Available data ::
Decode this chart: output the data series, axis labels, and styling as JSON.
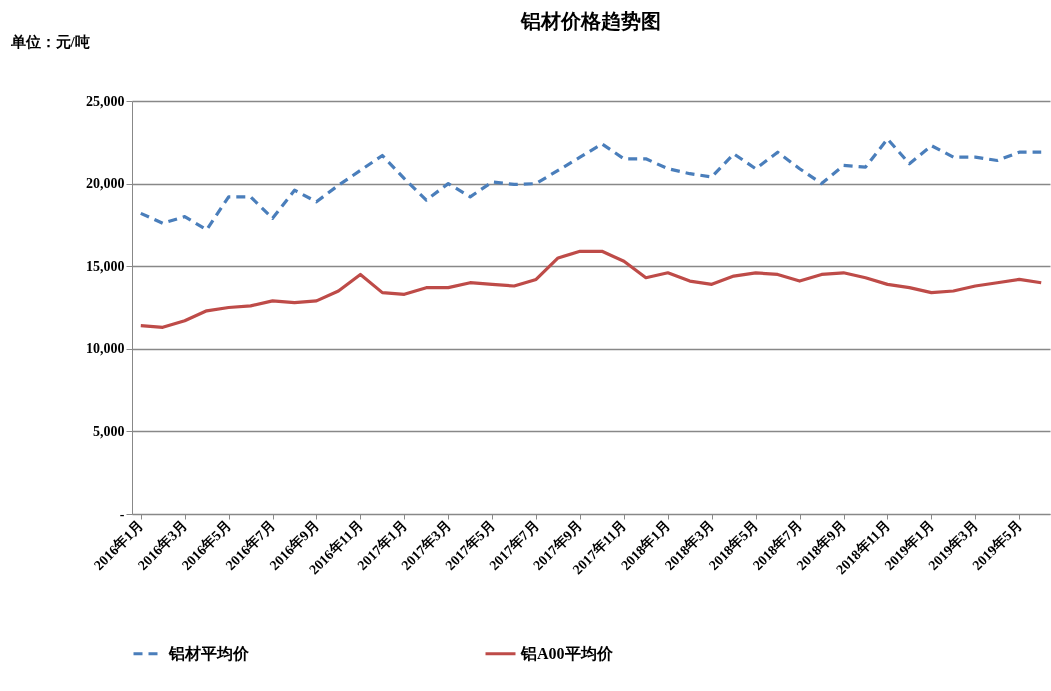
{
  "chart_data": {
    "type": "line",
    "title": "铝材价格趋势图",
    "ylabel": "单位：元/吨",
    "categories": [
      "2016年1月",
      null,
      "2016年3月",
      null,
      "2016年5月",
      null,
      "2016年7月",
      null,
      "2016年9月",
      null,
      "2016年11月",
      null,
      "2017年1月",
      null,
      "2017年3月",
      null,
      "2017年5月",
      null,
      "2017年7月",
      null,
      "2017年9月",
      null,
      "2017年11月",
      null,
      "2018年1月",
      null,
      "2018年3月",
      null,
      "2018年5月",
      null,
      "2018年7月",
      null,
      "2018年9月",
      null,
      "2018年11月",
      null,
      "2019年1月",
      null,
      "2019年3月",
      null,
      "2019年5月",
      null
    ],
    "series": [
      {
        "name": "铝材平均价",
        "color": "#4a7ebb",
        "line_style": "dashed",
        "values": [
          18200,
          17600,
          18000,
          17200,
          19200,
          19200,
          17900,
          19600,
          18900,
          19900,
          20800,
          21700,
          20300,
          19000,
          20000,
          19200,
          20100,
          19950,
          20000,
          20800,
          21600,
          22400,
          21500,
          21500,
          20900,
          20600,
          20400,
          21800,
          20900,
          21900,
          20900,
          20000,
          21100,
          21000,
          22700,
          21200,
          22300,
          21600,
          21600,
          21400,
          21900,
          21900
        ]
      },
      {
        "name": "铝A00平均价",
        "color": "#be4b48",
        "line_style": "solid",
        "values": [
          11400,
          11300,
          11700,
          12300,
          12500,
          12600,
          12900,
          12800,
          12900,
          13500,
          14500,
          13400,
          13300,
          13700,
          13700,
          14000,
          13900,
          13800,
          14200,
          15500,
          15900,
          15900,
          15300,
          14300,
          14600,
          14100,
          13900,
          14400,
          14600,
          14500,
          14100,
          14500,
          14600,
          14300,
          13900,
          13700,
          13400,
          13500,
          13800,
          14000,
          14200,
          14000
        ]
      }
    ],
    "ylim": [
      0,
      25000
    ],
    "yticks": [
      {
        "value": 0,
        "label": "-"
      },
      {
        "value": 5000,
        "label": "5,000"
      },
      {
        "value": 10000,
        "label": "10,000"
      },
      {
        "value": 15000,
        "label": "15,000"
      },
      {
        "value": 20000,
        "label": "20,000"
      },
      {
        "value": 25000,
        "label": "25,000"
      }
    ],
    "grid": "y",
    "legend": "bottom",
    "marker": "none"
  }
}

Goal :: Using the records above, retype everything exactly except the pictures.

Finished answer ::
Decode this chart: output the data series, axis labels, and styling as JSON.
{
  "chart_data": {
    "type": "line",
    "title": "铝材价格趋势图",
    "ylabel": "单位：元/吨",
    "categories": [
      "2016年1月",
      null,
      "2016年3月",
      null,
      "2016年5月",
      null,
      "2016年7月",
      null,
      "2016年9月",
      null,
      "2016年11月",
      null,
      "2017年1月",
      null,
      "2017年3月",
      null,
      "2017年5月",
      null,
      "2017年7月",
      null,
      "2017年9月",
      null,
      "2017年11月",
      null,
      "2018年1月",
      null,
      "2018年3月",
      null,
      "2018年5月",
      null,
      "2018年7月",
      null,
      "2018年9月",
      null,
      "2018年11月",
      null,
      "2019年1月",
      null,
      "2019年3月",
      null,
      "2019年5月",
      null
    ],
    "series": [
      {
        "name": "铝材平均价",
        "color": "#4a7ebb",
        "line_style": "dashed",
        "values": [
          18200,
          17600,
          18000,
          17200,
          19200,
          19200,
          17900,
          19600,
          18900,
          19900,
          20800,
          21700,
          20300,
          19000,
          20000,
          19200,
          20100,
          19950,
          20000,
          20800,
          21600,
          22400,
          21500,
          21500,
          20900,
          20600,
          20400,
          21800,
          20900,
          21900,
          20900,
          20000,
          21100,
          21000,
          22700,
          21200,
          22300,
          21600,
          21600,
          21400,
          21900,
          21900
        ]
      },
      {
        "name": "铝A00平均价",
        "color": "#be4b48",
        "line_style": "solid",
        "values": [
          11400,
          11300,
          11700,
          12300,
          12500,
          12600,
          12900,
          12800,
          12900,
          13500,
          14500,
          13400,
          13300,
          13700,
          13700,
          14000,
          13900,
          13800,
          14200,
          15500,
          15900,
          15900,
          15300,
          14300,
          14600,
          14100,
          13900,
          14400,
          14600,
          14500,
          14100,
          14500,
          14600,
          14300,
          13900,
          13700,
          13400,
          13500,
          13800,
          14000,
          14200,
          14000
        ]
      }
    ],
    "ylim": [
      0,
      25000
    ],
    "yticks": [
      {
        "value": 0,
        "label": "-"
      },
      {
        "value": 5000,
        "label": "5,000"
      },
      {
        "value": 10000,
        "label": "10,000"
      },
      {
        "value": 15000,
        "label": "15,000"
      },
      {
        "value": 20000,
        "label": "20,000"
      },
      {
        "value": 25000,
        "label": "25,000"
      }
    ],
    "grid": "y",
    "legend": "bottom",
    "marker": "none"
  }
}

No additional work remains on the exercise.